Okay, it's Thanksgiving 2006. We're going to a friend's house; someone else can cook the turkey this year, although I probably will roast a breast so I can later make some calaguen (I'll soon reveal that recipe, perhaps the weekend after Thanksgiving).
Last year I took an assignment from the food editor of the San Antonio Current (marching orders were somewhere along the lines of do something with a pumpkin).
It's not my original recipe with the pumpkin, I found it on the net (yeah, the caldo recipe is mine, a modified version of my mother-in-law's caldo tlalpeno - pronounced ennyo, I'm too lazy to find the Spanish letter that belongs in place of the n). But it surely would be on the next BBC menu (Portland, Oregon?).
I have to admit that when I first cooked this dish last year, I started out trying to cook the caldo from scratch inside the pumpkin. It didn't take long to realize that I had made a mistake. The pumpkin would melt long before the caldo was done. So I took it all out and cooked it in my favorite pot.
Without further ado, or how-do-ya-do, here's the recipe that was printed in the Current.
The great pumpkin
By Michael Cary
10/27/2005
Stew your caldo inside a pumpkin and watch both disappear
Autumn’s annual debut in South Texas has crept up on us, finally sweeping those 100-degree sweltering days into the history books. Now is the time to ponder carving pumpkins and simmering pots of caldo on the stovetop.
Jack-o-lanterns lie tumbled in local grocery aisles. They weigh anywhere from seven to 15 pounds, and carry an ample harvest of pepitas, or pumpkin seeds, an easily prepared snack with a little salt (and no oil) and a 10-minute visit to a 350-degree oven.
Local pastry chefs undoubtedly will whip up the classic pie for Thanksgiving, but what else can you do with the pumpkin or, in our other language, the calabasa? Pumpkin is a squash, the big orange cousin of acorn and butternut, and nature doesn’t add nutmeg or cinnamon while it grows on the vine. Slice, butter, and bake it, and you’ll be surprised at how much it tastes like crookneck or zucchini squash — there’s just a lot more of it.
Now then, put the pumpkin aside for a while. The cooler weather dictates that it’s time to get a caldo, prepared from an old family recipe, simmering on the stovetop.
Caldo is soup. Popular in many local restaurants, it contains hefty pieces of corn on the cob and beef bones with the obligatory skein of fat, and lots of comino to dull the taste buds. But for discerning home chefs, a leaner cut of beef, pork, or chicken awaits at the grocery. And family recipes differ. In this case, the brew is a loose translation of a caldo tlalpeño concoction, courtesy of Mamí Carmen, a beloved mother-in-law who lives deep in the heart of México.

__________________________________________________

=== STATED PROBLEM 1 ===
Set down the blog post word for word, everything from "Now then, put" down to "simmering on the stovetop.".
=== STATED PROBLEM 2 ===
Summarize the blog post in two sentences.
=== STATED PROBLEM 3 ===
According to the blog post, why did the writer take everything out of the pumpkin and cook it in a pot instead?
The material after this point is separate from the blog post.

=== AVAILABLE DATA ===

__________________________________________________

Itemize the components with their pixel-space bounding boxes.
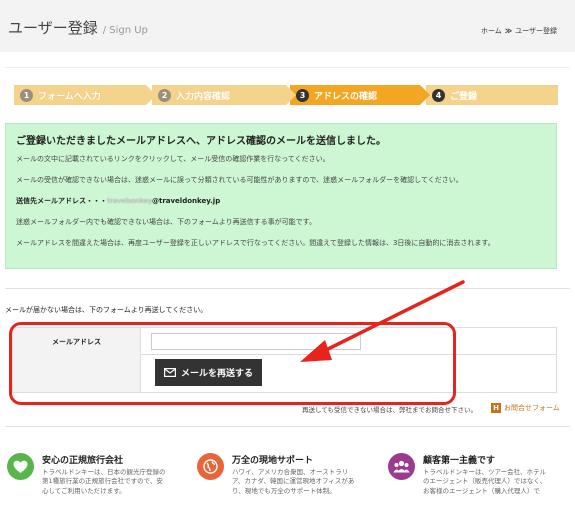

__________________________________________________

=== WORKED SOLUTION 1 ===
Now then, put the pumpkin aside for a while. The cooler weather dictates that it’s time to get a caldo, prepared from an old family recipe, simmering on the stovetop.

=== WORKED SOLUTION 2 ===
For Thanksgiving 2006, the writer shares a pumpkin-and-caldo recipe printed in the San Antonio Current after an assignment from its food editor, with the caldo being a modified version of a mother-in-law's caldo tlalpeño. The printed piece describes autumn arriving in South Texas, presents pumpkin as a squash that tastes much like crookneck or zucchini, and explains that caldo is soup whose family recipes differ.

=== WORKED SOLUTION 3 ===
The pumpkin would melt long before the caldo was done.